[Start of INFORMATION PROVIDED]

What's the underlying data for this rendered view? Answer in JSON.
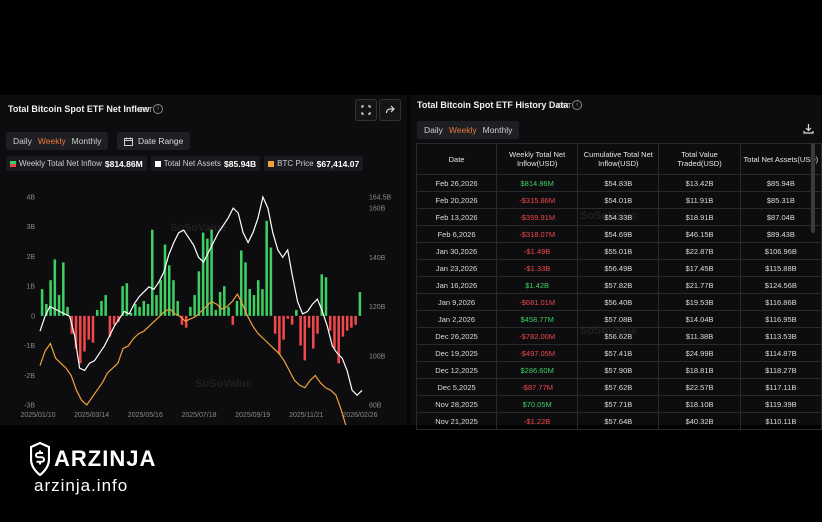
{
  "left_panel": {
    "title": "Total Bitcoin Spot ETF Net Inflow",
    "timezone": "EST",
    "tabs": [
      "Daily",
      "Weekly",
      "Monthly"
    ],
    "active_tab": "Weekly",
    "date_range_label": "Date Range",
    "legend": [
      {
        "label": "Weekly Total Net Inflow",
        "value": "$814.86M",
        "color": "#3ecf63"
      },
      {
        "label": "Total Net Assets",
        "value": "$85.94B",
        "color": "#ffffff"
      },
      {
        "label": "BTC Price",
        "value": "$67,414.07",
        "color": "#f0a33a"
      }
    ],
    "watermark": "SoSoValue"
  },
  "chart_data": {
    "type": "bar",
    "title": "Total Bitcoin Spot ETF Net Inflow",
    "x_ticks": [
      "2025/01/10",
      "2025/03/14",
      "2025/05/16",
      "2025/07/18",
      "2025/09/19",
      "2025/11/21",
      "2026/02/26"
    ],
    "y_left_ticks": [
      "4B",
      "3B",
      "2B",
      "1B",
      "0",
      "-1B",
      "-2B",
      "-3B"
    ],
    "y_left_range": [
      -3,
      4
    ],
    "y_right_ticks": [
      "164.5B",
      "160B",
      "140B",
      "120B",
      "100B",
      "80B"
    ],
    "y_right_range": [
      80,
      164.5
    ],
    "grid": false,
    "series": [
      {
        "name": "Weekly Total Net Inflow",
        "unit": "B",
        "values": [
          0.9,
          0.4,
          1.2,
          1.9,
          0.7,
          1.8,
          0.3,
          -0.6,
          -1.1,
          -1.6,
          -1.2,
          -0.8,
          -0.9,
          0.2,
          0.5,
          0.7,
          -0.7,
          -0.3,
          -0.2,
          1.0,
          1.1,
          0.1,
          0.4,
          0.3,
          0.5,
          0.4,
          2.9,
          0.7,
          1.2,
          2.4,
          1.7,
          1.2,
          0.5,
          -0.3,
          -0.4,
          0.3,
          0.7,
          1.5,
          2.8,
          2.6,
          2.9,
          0.2,
          0.8,
          1.0,
          0.3,
          -0.3,
          0.5,
          2.2,
          1.8,
          0.9,
          0.7,
          1.2,
          0.9,
          3.2,
          2.3,
          -0.6,
          -1.3,
          -0.8,
          -0.1,
          -0.3,
          0.2,
          -1.0,
          -1.5,
          -0.4,
          -1.1,
          -0.6,
          1.4,
          1.3,
          -0.5,
          -1.1,
          -1.6,
          -0.7,
          -0.5,
          -0.4,
          -0.3,
          0.8
        ]
      },
      {
        "name": "Total Net Assets",
        "unit": "B",
        "values": [
          110,
          116,
          120,
          119,
          118,
          117,
          116,
          108,
          95,
          94,
          97,
          98,
          101,
          104,
          108,
          112,
          115,
          118,
          117,
          121,
          124,
          126,
          128,
          127,
          130,
          134,
          141,
          146,
          150,
          151,
          148,
          145,
          140,
          138,
          142,
          146,
          150,
          153,
          156,
          160,
          158,
          150,
          146,
          150,
          156,
          164.5,
          160,
          150,
          143,
          140,
          143,
          132,
          122,
          117,
          118,
          121,
          123,
          118,
          112,
          104,
          101,
          99,
          94,
          86,
          84,
          85.94
        ]
      },
      {
        "name": "BTC Price",
        "unit": "K",
        "values": [
          96,
          102,
          105,
          99,
          97,
          95,
          92,
          86,
          82,
          80,
          83,
          86,
          89,
          93,
          95,
          97,
          103,
          104,
          107,
          109,
          110,
          112,
          114,
          116,
          118,
          119,
          117,
          116,
          114,
          115,
          116,
          118,
          120,
          122,
          121,
          119,
          120,
          122,
          125,
          121,
          116,
          112,
          109,
          107,
          105,
          103,
          101,
          98,
          94,
          90,
          88,
          87,
          90,
          92,
          89,
          87,
          86,
          84,
          78,
          71,
          67,
          68,
          67.4
        ]
      }
    ]
  },
  "right_panel": {
    "title": "Total Bitcoin Spot ETF History Data",
    "timezone": "EST",
    "tabs": [
      "Daily",
      "Weekly",
      "Monthly"
    ],
    "active_tab": "Weekly",
    "columns": [
      "Date",
      "Weekly Total Net Inflow(USD)",
      "Cumulative Total Net Inflow(USD)",
      "Total Value Traded(USD)",
      "Total Net Assets(USD)"
    ],
    "rows": [
      {
        "date": "Feb 26,2026",
        "inflow": "$814.86M",
        "cumulative": "$54.83B",
        "traded": "$13.42B",
        "assets": "$85.94B",
        "sign": "pos"
      },
      {
        "date": "Feb 20,2026",
        "inflow": "-$315.86M",
        "cumulative": "$54.01B",
        "traded": "$11.91B",
        "assets": "$85.31B",
        "sign": "neg"
      },
      {
        "date": "Feb 13,2026",
        "inflow": "-$359.91M",
        "cumulative": "$54.33B",
        "traded": "$18.91B",
        "assets": "$87.04B",
        "sign": "neg"
      },
      {
        "date": "Feb 6,2026",
        "inflow": "-$318.07M",
        "cumulative": "$54.69B",
        "traded": "$46.15B",
        "assets": "$89.43B",
        "sign": "neg"
      },
      {
        "date": "Jan 30,2026",
        "inflow": "-$1.49B",
        "cumulative": "$55.01B",
        "traded": "$22.87B",
        "assets": "$106.96B",
        "sign": "neg"
      },
      {
        "date": "Jan 23,2026",
        "inflow": "-$1.33B",
        "cumulative": "$56.49B",
        "traded": "$17.45B",
        "assets": "$115.88B",
        "sign": "neg"
      },
      {
        "date": "Jan 16,2026",
        "inflow": "$1.42B",
        "cumulative": "$57.82B",
        "traded": "$21.77B",
        "assets": "$124.56B",
        "sign": "pos"
      },
      {
        "date": "Jan 9,2026",
        "inflow": "-$681.01M",
        "cumulative": "$56.40B",
        "traded": "$19.53B",
        "assets": "$116.86B",
        "sign": "neg"
      },
      {
        "date": "Jan 2,2026",
        "inflow": "$458.77M",
        "cumulative": "$57.08B",
        "traded": "$14.04B",
        "assets": "$116.95B",
        "sign": "pos"
      },
      {
        "date": "Dec 26,2025",
        "inflow": "-$782.00M",
        "cumulative": "$56.62B",
        "traded": "$11.38B",
        "assets": "$113.53B",
        "sign": "neg"
      },
      {
        "date": "Dec 19,2025",
        "inflow": "-$497.05M",
        "cumulative": "$57.41B",
        "traded": "$24.99B",
        "assets": "$114.87B",
        "sign": "neg"
      },
      {
        "date": "Dec 12,2025",
        "inflow": "$286.60M",
        "cumulative": "$57.90B",
        "traded": "$18.81B",
        "assets": "$118.27B",
        "sign": "pos"
      },
      {
        "date": "Dec 5,2025",
        "inflow": "-$87.77M",
        "cumulative": "$57.62B",
        "traded": "$22.57B",
        "assets": "$117.11B",
        "sign": "neg"
      },
      {
        "date": "Nov 28,2025",
        "inflow": "$70.05M",
        "cumulative": "$57.71B",
        "traded": "$18.10B",
        "assets": "$119.39B",
        "sign": "pos"
      },
      {
        "date": "Nov 21,2025",
        "inflow": "-$1.22B",
        "cumulative": "$57.64B",
        "traded": "$40.32B",
        "assets": "$110.11B",
        "sign": "neg"
      }
    ],
    "watermark": "SoSoValue"
  },
  "branding": {
    "name": "ARZINJA",
    "url": "arzinja.info"
  }
}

[End of INFORMATION PROVIDED]

STATED TASK:
Copy all the lines of data exactly as they appear, dropping any images.

FULL ANSWER:
What's the underlying data for this rendered view? Answer in JSON.
{
  "left_panel": {
    "title": "Total Bitcoin Spot ETF Net Inflow",
    "timezone": "EST",
    "tabs": [
      "Daily",
      "Weekly",
      "Monthly"
    ],
    "active_tab": "Weekly",
    "date_range_label": "Date Range",
    "legend": [
      {
        "label": "Weekly Total Net Inflow",
        "value": "$814.86M",
        "color": "#3ecf63"
      },
      {
        "label": "Total Net Assets",
        "value": "$85.94B",
        "color": "#ffffff"
      },
      {
        "label": "BTC Price",
        "value": "$67,414.07",
        "color": "#f0a33a"
      }
    ],
    "watermark": "SoSoValue"
  },
  "chart_data": {
    "type": "bar",
    "title": "Total Bitcoin Spot ETF Net Inflow",
    "x_ticks": [
      "2025/01/10",
      "2025/03/14",
      "2025/05/16",
      "2025/07/18",
      "2025/09/19",
      "2025/11/21",
      "2026/02/26"
    ],
    "y_left_ticks": [
      "4B",
      "3B",
      "2B",
      "1B",
      "0",
      "-1B",
      "-2B",
      "-3B"
    ],
    "y_left_range": [
      -3,
      4
    ],
    "y_right_ticks": [
      "164.5B",
      "160B",
      "140B",
      "120B",
      "100B",
      "80B"
    ],
    "y_right_range": [
      80,
      164.5
    ],
    "grid": false,
    "series": [
      {
        "name": "Weekly Total Net Inflow",
        "unit": "B",
        "values": [
          0.9,
          0.4,
          1.2,
          1.9,
          0.7,
          1.8,
          0.3,
          -0.6,
          -1.1,
          -1.6,
          -1.2,
          -0.8,
          -0.9,
          0.2,
          0.5,
          0.7,
          -0.7,
          -0.3,
          -0.2,
          1.0,
          1.1,
          0.1,
          0.4,
          0.3,
          0.5,
          0.4,
          2.9,
          0.7,
          1.2,
          2.4,
          1.7,
          1.2,
          0.5,
          -0.3,
          -0.4,
          0.3,
          0.7,
          1.5,
          2.8,
          2.6,
          2.9,
          0.2,
          0.8,
          1.0,
          0.3,
          -0.3,
          0.5,
          2.2,
          1.8,
          0.9,
          0.7,
          1.2,
          0.9,
          3.2,
          2.3,
          -0.6,
          -1.3,
          -0.8,
          -0.1,
          -0.3,
          0.2,
          -1.0,
          -1.5,
          -0.4,
          -1.1,
          -0.6,
          1.4,
          1.3,
          -0.5,
          -1.1,
          -1.6,
          -0.7,
          -0.5,
          -0.4,
          -0.3,
          0.8
        ]
      },
      {
        "name": "Total Net Assets",
        "unit": "B",
        "values": [
          110,
          116,
          120,
          119,
          118,
          117,
          116,
          108,
          95,
          94,
          97,
          98,
          101,
          104,
          108,
          112,
          115,
          118,
          117,
          121,
          124,
          126,
          128,
          127,
          130,
          134,
          141,
          146,
          150,
          151,
          148,
          145,
          140,
          138,
          142,
          146,
          150,
          153,
          156,
          160,
          158,
          150,
          146,
          150,
          156,
          164.5,
          160,
          150,
          143,
          140,
          143,
          132,
          122,
          117,
          118,
          121,
          123,
          118,
          112,
          104,
          101,
          99,
          94,
          86,
          84,
          85.94
        ]
      },
      {
        "name": "BTC Price",
        "unit": "K",
        "values": [
          96,
          102,
          105,
          99,
          97,
          95,
          92,
          86,
          82,
          80,
          83,
          86,
          89,
          93,
          95,
          97,
          103,
          104,
          107,
          109,
          110,
          112,
          114,
          116,
          118,
          119,
          117,
          116,
          114,
          115,
          116,
          118,
          120,
          122,
          121,
          119,
          120,
          122,
          125,
          121,
          116,
          112,
          109,
          107,
          105,
          103,
          101,
          98,
          94,
          90,
          88,
          87,
          90,
          92,
          89,
          87,
          86,
          84,
          78,
          71,
          67,
          68,
          67.4
        ]
      }
    ]
  },
  "right_panel": {
    "title": "Total Bitcoin Spot ETF History Data",
    "timezone": "EST",
    "tabs": [
      "Daily",
      "Weekly",
      "Monthly"
    ],
    "active_tab": "Weekly",
    "columns": [
      "Date",
      "Weekly Total Net Inflow(USD)",
      "Cumulative Total Net Inflow(USD)",
      "Total Value Traded(USD)",
      "Total Net Assets(USD)"
    ],
    "rows": [
      {
        "date": "Feb 26,2026",
        "inflow": "$814.86M",
        "cumulative": "$54.83B",
        "traded": "$13.42B",
        "assets": "$85.94B",
        "sign": "pos"
      },
      {
        "date": "Feb 20,2026",
        "inflow": "-$315.86M",
        "cumulative": "$54.01B",
        "traded": "$11.91B",
        "assets": "$85.31B",
        "sign": "neg"
      },
      {
        "date": "Feb 13,2026",
        "inflow": "-$359.91M",
        "cumulative": "$54.33B",
        "traded": "$18.91B",
        "assets": "$87.04B",
        "sign": "neg"
      },
      {
        "date": "Feb 6,2026",
        "inflow": "-$318.07M",
        "cumulative": "$54.69B",
        "traded": "$46.15B",
        "assets": "$89.43B",
        "sign": "neg"
      },
      {
        "date": "Jan 30,2026",
        "inflow": "-$1.49B",
        "cumulative": "$55.01B",
        "traded": "$22.87B",
        "assets": "$106.96B",
        "sign": "neg"
      },
      {
        "date": "Jan 23,2026",
        "inflow": "-$1.33B",
        "cumulative": "$56.49B",
        "traded": "$17.45B",
        "assets": "$115.88B",
        "sign": "neg"
      },
      {
        "date": "Jan 16,2026",
        "inflow": "$1.42B",
        "cumulative": "$57.82B",
        "traded": "$21.77B",
        "assets": "$124.56B",
        "sign": "pos"
      },
      {
        "date": "Jan 9,2026",
        "inflow": "-$681.01M",
        "cumulative": "$56.40B",
        "traded": "$19.53B",
        "assets": "$116.86B",
        "sign": "neg"
      },
      {
        "date": "Jan 2,2026",
        "inflow": "$458.77M",
        "cumulative": "$57.08B",
        "traded": "$14.04B",
        "assets": "$116.95B",
        "sign": "pos"
      },
      {
        "date": "Dec 26,2025",
        "inflow": "-$782.00M",
        "cumulative": "$56.62B",
        "traded": "$11.38B",
        "assets": "$113.53B",
        "sign": "neg"
      },
      {
        "date": "Dec 19,2025",
        "inflow": "-$497.05M",
        "cumulative": "$57.41B",
        "traded": "$24.99B",
        "assets": "$114.87B",
        "sign": "neg"
      },
      {
        "date": "Dec 12,2025",
        "inflow": "$286.60M",
        "cumulative": "$57.90B",
        "traded": "$18.81B",
        "assets": "$118.27B",
        "sign": "pos"
      },
      {
        "date": "Dec 5,2025",
        "inflow": "-$87.77M",
        "cumulative": "$57.62B",
        "traded": "$22.57B",
        "assets": "$117.11B",
        "sign": "neg"
      },
      {
        "date": "Nov 28,2025",
        "inflow": "$70.05M",
        "cumulative": "$57.71B",
        "traded": "$18.10B",
        "assets": "$119.39B",
        "sign": "pos"
      },
      {
        "date": "Nov 21,2025",
        "inflow": "-$1.22B",
        "cumulative": "$57.64B",
        "traded": "$40.32B",
        "assets": "$110.11B",
        "sign": "neg"
      }
    ],
    "watermark": "SoSoValue"
  },
  "branding": {
    "name": "ARZINJA",
    "url": "arzinja.info"
  }
}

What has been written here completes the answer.